▸ **Work to be completed**
Lines before the one containing "Decode this image" are excluded; reproduce that line and all lines after it in the entries below, exactly.

▸ **Extracted material**
========================================================================

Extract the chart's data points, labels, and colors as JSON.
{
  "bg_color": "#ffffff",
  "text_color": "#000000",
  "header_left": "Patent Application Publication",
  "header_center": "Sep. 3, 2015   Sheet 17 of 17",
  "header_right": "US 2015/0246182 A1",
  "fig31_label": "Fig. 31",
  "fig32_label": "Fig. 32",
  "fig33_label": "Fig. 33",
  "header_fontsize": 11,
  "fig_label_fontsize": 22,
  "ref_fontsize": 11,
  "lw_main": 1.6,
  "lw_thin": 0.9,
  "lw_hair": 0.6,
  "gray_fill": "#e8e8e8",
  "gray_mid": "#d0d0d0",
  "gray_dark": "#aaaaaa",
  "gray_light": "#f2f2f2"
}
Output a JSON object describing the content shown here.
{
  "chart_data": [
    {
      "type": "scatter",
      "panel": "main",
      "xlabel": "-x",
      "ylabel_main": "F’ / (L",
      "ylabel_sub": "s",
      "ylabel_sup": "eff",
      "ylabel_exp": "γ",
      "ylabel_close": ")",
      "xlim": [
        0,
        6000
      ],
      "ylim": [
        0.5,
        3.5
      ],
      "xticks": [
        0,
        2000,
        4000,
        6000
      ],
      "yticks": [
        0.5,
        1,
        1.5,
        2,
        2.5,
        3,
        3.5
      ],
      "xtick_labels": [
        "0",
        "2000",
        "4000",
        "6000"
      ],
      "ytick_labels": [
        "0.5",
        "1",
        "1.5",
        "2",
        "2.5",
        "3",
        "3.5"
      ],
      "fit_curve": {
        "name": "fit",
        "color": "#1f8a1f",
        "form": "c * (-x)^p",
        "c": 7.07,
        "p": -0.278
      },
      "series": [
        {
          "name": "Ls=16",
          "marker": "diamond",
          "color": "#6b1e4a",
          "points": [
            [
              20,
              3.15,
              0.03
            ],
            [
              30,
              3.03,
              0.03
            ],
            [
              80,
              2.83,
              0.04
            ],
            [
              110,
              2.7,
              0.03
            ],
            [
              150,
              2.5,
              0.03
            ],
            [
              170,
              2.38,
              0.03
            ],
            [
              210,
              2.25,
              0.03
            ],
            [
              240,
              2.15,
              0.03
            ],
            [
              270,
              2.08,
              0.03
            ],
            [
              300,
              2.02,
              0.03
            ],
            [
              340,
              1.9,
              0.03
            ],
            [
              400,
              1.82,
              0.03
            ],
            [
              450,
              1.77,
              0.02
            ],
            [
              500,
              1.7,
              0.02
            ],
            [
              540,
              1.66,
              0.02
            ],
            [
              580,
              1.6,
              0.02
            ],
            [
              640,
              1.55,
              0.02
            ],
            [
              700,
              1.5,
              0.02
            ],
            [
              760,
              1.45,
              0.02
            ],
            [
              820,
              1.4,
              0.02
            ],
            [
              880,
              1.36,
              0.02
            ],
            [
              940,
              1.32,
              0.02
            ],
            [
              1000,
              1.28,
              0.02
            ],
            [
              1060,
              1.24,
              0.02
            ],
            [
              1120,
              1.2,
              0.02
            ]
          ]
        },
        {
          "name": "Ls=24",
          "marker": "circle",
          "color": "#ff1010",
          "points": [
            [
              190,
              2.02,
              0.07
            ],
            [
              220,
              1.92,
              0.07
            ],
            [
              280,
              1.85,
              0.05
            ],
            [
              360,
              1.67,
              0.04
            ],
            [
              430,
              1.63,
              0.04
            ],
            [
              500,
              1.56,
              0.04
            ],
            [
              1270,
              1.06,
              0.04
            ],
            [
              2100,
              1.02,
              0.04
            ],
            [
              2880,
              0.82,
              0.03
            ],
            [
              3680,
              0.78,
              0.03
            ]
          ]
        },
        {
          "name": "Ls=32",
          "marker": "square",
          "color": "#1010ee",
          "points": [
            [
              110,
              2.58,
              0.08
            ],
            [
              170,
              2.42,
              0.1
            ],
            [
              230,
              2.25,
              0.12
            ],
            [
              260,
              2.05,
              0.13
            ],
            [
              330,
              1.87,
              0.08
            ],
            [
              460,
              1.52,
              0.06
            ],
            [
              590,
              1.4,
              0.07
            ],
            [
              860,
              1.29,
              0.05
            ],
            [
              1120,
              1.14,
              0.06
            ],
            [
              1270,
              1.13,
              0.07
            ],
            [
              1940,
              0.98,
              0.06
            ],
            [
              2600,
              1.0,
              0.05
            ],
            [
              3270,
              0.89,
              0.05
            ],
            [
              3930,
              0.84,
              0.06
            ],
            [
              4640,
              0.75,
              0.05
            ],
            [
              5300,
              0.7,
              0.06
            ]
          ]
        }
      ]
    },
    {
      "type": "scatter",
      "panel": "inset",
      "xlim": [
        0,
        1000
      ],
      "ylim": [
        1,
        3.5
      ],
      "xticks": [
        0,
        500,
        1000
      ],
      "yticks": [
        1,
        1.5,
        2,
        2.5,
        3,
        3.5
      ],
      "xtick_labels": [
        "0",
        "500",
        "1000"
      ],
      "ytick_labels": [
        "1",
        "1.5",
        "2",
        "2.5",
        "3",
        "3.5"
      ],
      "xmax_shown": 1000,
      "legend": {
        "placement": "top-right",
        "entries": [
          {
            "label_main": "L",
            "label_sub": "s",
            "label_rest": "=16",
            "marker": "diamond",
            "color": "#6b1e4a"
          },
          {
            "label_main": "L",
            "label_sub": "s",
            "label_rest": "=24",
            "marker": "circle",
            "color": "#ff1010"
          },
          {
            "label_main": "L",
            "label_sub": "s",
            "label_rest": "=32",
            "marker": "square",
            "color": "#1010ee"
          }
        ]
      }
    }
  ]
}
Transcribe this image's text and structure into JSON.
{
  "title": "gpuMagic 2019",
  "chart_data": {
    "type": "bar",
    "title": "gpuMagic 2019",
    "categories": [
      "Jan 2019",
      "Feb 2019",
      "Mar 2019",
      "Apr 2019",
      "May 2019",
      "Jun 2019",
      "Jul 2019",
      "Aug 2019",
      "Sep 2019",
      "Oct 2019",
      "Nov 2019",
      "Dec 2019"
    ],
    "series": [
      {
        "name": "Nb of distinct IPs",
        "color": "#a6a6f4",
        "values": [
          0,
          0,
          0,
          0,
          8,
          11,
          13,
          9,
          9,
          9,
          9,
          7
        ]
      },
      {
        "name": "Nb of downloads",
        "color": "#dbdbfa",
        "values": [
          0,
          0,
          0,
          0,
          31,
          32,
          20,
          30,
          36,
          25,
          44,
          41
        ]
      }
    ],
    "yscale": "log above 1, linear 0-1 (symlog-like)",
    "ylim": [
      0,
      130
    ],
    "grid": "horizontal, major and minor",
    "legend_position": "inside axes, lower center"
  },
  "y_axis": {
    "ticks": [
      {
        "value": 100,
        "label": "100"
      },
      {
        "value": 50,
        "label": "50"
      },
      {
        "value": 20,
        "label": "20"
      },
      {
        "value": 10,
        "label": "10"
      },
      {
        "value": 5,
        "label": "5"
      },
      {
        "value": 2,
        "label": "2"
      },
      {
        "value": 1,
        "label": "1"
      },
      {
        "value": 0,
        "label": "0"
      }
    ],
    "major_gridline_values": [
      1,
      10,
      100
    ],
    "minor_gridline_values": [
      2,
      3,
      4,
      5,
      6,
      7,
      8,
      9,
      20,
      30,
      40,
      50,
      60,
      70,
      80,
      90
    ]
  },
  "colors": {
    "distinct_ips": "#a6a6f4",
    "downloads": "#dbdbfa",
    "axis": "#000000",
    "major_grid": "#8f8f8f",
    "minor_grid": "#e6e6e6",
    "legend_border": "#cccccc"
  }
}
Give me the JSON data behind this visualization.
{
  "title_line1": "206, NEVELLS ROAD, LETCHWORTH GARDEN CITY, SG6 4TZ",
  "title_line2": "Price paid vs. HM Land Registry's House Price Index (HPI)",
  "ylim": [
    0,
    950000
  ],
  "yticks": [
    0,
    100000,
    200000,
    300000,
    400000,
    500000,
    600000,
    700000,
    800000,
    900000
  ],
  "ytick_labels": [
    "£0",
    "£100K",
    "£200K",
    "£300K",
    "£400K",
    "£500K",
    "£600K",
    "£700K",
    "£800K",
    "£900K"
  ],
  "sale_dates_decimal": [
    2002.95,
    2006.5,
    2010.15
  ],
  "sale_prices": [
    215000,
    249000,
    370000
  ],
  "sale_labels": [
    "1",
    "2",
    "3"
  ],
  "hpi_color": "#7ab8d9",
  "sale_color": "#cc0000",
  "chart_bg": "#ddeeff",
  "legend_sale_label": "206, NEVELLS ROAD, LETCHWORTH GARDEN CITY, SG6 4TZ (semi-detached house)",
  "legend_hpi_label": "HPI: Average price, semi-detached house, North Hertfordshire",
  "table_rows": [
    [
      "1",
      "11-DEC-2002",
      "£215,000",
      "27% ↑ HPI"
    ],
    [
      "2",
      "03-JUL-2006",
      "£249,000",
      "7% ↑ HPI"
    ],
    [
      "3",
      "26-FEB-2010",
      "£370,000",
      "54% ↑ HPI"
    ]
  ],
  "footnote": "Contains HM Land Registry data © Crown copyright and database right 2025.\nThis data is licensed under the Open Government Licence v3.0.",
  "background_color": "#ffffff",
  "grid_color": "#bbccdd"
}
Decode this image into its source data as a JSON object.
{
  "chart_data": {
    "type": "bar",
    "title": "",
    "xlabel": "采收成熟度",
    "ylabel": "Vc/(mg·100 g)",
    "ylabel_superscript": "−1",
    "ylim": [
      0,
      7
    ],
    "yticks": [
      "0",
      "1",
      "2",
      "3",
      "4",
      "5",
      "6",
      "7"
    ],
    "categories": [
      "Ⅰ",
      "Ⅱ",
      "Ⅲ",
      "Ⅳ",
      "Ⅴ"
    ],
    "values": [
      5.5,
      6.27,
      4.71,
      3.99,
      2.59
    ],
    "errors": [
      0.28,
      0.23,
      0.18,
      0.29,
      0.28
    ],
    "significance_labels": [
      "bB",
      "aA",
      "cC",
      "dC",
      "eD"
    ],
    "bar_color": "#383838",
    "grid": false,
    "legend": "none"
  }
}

========================================================================

▸ **Task output**
Decode this image into its source data as a JSON object.
{
  "chart_data": {
    "type": "bar",
    "title": "",
    "xlabel": "采收成熟度",
    "ylabel": "Vc/(mg·100 g)",
    "ylabel_superscript": "−1",
    "ylim": [
      0,
      7
    ],
    "yticks": [
      "0",
      "1",
      "2",
      "3",
      "4",
      "5",
      "6",
      "7"
    ],
    "categories": [
      "Ⅰ",
      "Ⅱ",
      "Ⅲ",
      "Ⅳ",
      "Ⅴ"
    ],
    "values": [
      5.5,
      6.27,
      4.71,
      3.99,
      2.59
    ],
    "errors": [
      0.28,
      0.23,
      0.18,
      0.29,
      0.28
    ],
    "significance_labels": [
      "bB",
      "aA",
      "cC",
      "dC",
      "eD"
    ],
    "bar_color": "#383838",
    "grid": false,
    "legend": "none"
  }
}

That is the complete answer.